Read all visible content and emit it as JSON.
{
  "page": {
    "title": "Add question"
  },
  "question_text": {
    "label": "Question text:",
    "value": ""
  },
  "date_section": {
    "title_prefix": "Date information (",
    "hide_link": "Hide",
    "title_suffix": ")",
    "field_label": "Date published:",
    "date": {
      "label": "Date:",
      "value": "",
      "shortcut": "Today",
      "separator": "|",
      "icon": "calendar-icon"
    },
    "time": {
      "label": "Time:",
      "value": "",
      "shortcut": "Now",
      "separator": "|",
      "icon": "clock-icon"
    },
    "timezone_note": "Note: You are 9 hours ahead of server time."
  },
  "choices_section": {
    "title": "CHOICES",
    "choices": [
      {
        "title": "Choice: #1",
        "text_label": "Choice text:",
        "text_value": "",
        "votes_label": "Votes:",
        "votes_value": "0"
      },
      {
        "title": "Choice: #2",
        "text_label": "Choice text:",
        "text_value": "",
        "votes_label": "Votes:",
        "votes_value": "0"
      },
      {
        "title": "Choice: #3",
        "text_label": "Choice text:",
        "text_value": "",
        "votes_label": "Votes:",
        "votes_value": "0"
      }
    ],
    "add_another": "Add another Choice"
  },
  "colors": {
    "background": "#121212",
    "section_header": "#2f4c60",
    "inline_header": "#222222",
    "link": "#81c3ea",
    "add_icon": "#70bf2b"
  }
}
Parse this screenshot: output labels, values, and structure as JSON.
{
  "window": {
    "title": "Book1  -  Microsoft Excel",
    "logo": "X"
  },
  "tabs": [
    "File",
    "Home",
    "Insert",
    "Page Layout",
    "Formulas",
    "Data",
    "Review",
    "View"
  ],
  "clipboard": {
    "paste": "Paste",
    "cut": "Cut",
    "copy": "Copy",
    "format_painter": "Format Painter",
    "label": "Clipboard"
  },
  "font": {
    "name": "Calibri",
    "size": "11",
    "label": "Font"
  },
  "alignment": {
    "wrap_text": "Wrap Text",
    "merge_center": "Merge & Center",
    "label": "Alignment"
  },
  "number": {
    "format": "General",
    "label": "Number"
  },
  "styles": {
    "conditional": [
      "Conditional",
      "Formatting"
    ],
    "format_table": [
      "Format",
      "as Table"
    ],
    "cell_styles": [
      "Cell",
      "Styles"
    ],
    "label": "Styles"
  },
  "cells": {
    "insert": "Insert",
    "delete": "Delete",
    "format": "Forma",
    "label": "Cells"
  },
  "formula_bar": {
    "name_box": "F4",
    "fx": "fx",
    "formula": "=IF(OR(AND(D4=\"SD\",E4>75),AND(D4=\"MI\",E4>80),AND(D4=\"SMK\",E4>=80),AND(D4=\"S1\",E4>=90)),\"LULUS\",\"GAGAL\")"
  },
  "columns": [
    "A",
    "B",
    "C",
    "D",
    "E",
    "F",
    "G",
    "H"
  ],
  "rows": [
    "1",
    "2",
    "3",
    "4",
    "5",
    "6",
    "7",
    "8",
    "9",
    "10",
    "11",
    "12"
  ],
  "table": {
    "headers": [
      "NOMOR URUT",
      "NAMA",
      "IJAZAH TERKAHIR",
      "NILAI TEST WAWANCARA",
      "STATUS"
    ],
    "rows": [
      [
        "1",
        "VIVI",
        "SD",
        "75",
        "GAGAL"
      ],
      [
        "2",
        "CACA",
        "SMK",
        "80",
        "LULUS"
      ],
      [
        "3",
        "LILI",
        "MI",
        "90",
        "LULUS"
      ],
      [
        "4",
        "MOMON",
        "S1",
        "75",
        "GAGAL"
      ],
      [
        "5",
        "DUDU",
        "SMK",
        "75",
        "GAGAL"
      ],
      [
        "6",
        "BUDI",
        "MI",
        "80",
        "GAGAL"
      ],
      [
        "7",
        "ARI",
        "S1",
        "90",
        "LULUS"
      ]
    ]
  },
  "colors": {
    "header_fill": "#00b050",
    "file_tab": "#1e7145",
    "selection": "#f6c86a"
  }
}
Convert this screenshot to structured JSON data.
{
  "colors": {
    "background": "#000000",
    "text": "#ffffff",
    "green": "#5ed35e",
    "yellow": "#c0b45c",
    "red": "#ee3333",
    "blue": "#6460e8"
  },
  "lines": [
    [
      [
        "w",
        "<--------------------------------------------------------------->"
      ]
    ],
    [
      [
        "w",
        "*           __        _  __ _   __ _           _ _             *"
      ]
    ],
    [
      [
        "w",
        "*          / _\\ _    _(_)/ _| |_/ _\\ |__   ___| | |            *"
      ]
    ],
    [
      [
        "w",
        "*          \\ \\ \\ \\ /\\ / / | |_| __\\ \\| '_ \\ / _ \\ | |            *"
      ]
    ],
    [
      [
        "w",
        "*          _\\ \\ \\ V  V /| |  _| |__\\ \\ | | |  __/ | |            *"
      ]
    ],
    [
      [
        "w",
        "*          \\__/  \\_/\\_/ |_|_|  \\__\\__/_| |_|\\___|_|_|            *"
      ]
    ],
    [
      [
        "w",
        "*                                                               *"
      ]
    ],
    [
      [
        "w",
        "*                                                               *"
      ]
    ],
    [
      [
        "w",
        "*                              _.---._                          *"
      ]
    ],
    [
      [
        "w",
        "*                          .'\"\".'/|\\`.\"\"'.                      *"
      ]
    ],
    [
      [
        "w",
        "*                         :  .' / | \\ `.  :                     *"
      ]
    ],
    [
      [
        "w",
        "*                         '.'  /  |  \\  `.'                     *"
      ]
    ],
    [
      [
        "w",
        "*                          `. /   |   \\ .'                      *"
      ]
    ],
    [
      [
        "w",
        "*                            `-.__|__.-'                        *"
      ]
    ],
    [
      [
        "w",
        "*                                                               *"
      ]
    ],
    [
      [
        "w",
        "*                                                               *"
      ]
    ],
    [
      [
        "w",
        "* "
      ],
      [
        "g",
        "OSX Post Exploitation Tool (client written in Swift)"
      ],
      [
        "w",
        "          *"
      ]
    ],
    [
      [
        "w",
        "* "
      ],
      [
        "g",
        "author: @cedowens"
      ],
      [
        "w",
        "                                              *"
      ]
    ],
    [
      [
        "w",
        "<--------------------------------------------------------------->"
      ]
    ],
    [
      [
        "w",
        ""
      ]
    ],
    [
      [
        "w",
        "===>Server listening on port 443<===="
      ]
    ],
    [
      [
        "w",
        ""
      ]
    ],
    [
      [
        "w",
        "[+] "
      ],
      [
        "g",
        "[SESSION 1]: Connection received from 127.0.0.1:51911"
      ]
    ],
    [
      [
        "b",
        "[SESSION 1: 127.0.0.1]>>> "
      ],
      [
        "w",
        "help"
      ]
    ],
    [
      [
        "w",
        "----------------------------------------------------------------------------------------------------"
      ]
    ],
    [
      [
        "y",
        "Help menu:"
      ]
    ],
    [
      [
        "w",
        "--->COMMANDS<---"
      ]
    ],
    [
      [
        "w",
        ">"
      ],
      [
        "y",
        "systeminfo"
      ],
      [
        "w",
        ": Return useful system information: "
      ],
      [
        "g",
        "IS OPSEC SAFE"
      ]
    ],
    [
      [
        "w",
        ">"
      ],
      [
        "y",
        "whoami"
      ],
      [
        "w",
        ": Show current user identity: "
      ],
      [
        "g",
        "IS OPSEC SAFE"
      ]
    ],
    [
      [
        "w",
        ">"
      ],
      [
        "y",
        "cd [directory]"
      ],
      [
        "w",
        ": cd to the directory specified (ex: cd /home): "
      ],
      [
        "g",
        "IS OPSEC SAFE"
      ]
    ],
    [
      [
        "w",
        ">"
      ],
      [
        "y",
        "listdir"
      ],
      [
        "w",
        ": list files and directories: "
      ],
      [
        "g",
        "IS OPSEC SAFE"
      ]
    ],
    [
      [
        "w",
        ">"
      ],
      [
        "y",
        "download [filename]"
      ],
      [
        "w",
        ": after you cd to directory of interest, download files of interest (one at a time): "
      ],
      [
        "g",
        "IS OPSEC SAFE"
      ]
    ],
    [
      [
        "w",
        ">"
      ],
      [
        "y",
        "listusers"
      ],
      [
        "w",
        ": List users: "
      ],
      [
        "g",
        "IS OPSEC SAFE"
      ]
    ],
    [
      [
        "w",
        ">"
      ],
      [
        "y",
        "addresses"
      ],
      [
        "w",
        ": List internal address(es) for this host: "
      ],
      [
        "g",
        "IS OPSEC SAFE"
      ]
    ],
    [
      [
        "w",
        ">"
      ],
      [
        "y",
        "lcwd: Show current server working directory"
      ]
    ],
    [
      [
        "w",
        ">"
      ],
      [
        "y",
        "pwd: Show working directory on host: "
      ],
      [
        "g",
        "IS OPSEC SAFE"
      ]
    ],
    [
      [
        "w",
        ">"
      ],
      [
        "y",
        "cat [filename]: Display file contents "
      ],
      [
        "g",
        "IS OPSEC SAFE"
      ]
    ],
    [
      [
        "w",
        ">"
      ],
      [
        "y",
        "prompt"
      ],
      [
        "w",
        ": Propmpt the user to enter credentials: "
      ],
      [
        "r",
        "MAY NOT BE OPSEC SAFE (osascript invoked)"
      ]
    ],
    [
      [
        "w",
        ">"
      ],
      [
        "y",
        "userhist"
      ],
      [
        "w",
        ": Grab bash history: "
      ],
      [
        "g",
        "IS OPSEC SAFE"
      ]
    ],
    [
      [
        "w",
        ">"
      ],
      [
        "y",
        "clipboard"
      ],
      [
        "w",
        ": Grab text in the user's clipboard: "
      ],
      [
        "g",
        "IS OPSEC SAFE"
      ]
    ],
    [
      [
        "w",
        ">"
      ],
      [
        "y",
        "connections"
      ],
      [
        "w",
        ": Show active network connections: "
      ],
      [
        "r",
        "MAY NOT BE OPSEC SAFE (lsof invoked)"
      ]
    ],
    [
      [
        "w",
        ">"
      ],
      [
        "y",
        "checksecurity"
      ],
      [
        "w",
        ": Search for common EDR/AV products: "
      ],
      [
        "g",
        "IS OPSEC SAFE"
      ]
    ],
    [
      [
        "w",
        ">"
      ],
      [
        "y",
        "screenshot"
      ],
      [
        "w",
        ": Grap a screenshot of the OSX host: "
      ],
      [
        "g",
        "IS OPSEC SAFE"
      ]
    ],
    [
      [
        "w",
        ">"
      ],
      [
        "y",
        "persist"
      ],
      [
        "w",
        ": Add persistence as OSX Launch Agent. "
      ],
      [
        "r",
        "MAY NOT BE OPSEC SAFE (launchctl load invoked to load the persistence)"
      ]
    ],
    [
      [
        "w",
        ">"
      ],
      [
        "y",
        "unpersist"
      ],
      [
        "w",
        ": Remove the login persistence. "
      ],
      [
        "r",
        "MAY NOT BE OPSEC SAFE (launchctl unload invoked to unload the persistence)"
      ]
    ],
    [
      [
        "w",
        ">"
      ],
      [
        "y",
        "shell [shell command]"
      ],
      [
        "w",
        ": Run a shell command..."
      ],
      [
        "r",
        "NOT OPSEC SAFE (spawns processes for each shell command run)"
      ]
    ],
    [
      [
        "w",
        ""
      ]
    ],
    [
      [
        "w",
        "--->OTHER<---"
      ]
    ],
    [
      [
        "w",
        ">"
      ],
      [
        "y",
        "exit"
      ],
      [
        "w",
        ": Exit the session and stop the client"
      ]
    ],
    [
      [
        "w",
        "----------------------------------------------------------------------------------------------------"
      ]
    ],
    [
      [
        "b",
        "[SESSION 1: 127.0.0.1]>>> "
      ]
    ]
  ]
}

# The task
Copy out every line from the data above that has "Show" in it.

# Finished exercise
        ": Show current user identity: "
        "lcwd: Show current server working directory"
        "pwd: Show working directory on host: "
        ": Show active network connections: "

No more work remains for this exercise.